-- start Entries --
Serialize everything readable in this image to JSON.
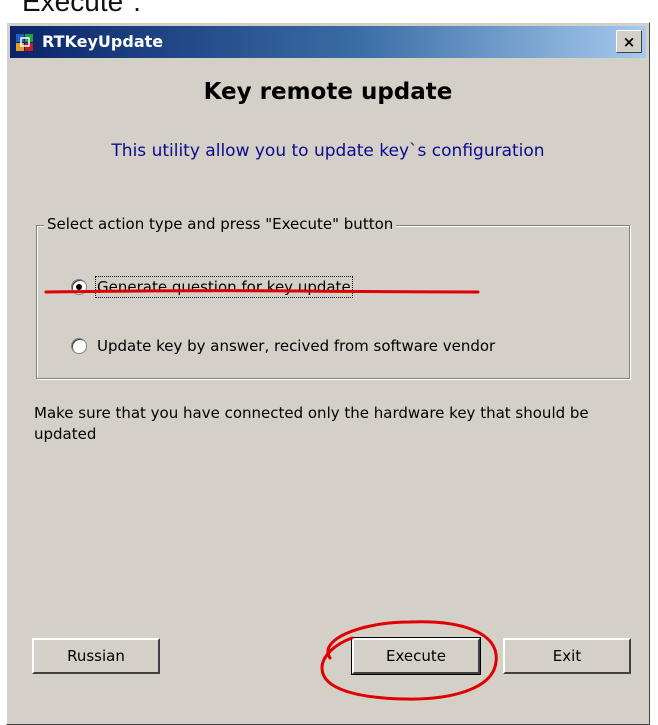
{
  "top_cut_text": "Execute\".",
  "window": {
    "title": "RTKeyUpdate",
    "close_label": "×"
  },
  "heading": "Key remote update",
  "subtitle": "This utility allow you to update key`s configuration",
  "group": {
    "legend": "Select action type and press \"Execute\" button",
    "options": [
      {
        "label": "Generate question for key update",
        "checked": true
      },
      {
        "label": "Update key by answer, recived from software vendor",
        "checked": false
      }
    ]
  },
  "note": "Make sure that you have connected only the hardware key that should be updated",
  "buttons": {
    "russian": "Russian",
    "execute": "Execute",
    "exit": "Exit"
  },
  "colors": {
    "titlebar_start": "#0a246a",
    "titlebar_end": "#a6caf0",
    "window_face": "#d4d0c8",
    "subtitle_text": "#0a0a90",
    "annotation_red": "#e00000"
  },
  "icons": {
    "app": "app-icon",
    "close": "close-icon"
  }
}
-- end Entries --
# Aim of the task:
Every line of text is to be repeated exactly; pictures are left out.

# Answer to this problem:
Serialize everything readable in this image to JSON.
{
  "top_cut_text": "Execute\".",
  "window": {
    "title": "RTKeyUpdate",
    "close_label": "×"
  },
  "heading": "Key remote update",
  "subtitle": "This utility allow you to update key`s configuration",
  "group": {
    "legend": "Select action type and press \"Execute\" button",
    "options": [
      {
        "label": "Generate question for key update",
        "checked": true
      },
      {
        "label": "Update key by answer, recived from software vendor",
        "checked": false
      }
    ]
  },
  "note": "Make sure that you have connected only the hardware key that should be updated",
  "buttons": {
    "russian": "Russian",
    "execute": "Execute",
    "exit": "Exit"
  },
  "colors": {
    "titlebar_start": "#0a246a",
    "titlebar_end": "#a6caf0",
    "window_face": "#d4d0c8",
    "subtitle_text": "#0a0a90",
    "annotation_red": "#e00000"
  },
  "icons": {
    "app": "app-icon",
    "close": "close-icon"
  }
}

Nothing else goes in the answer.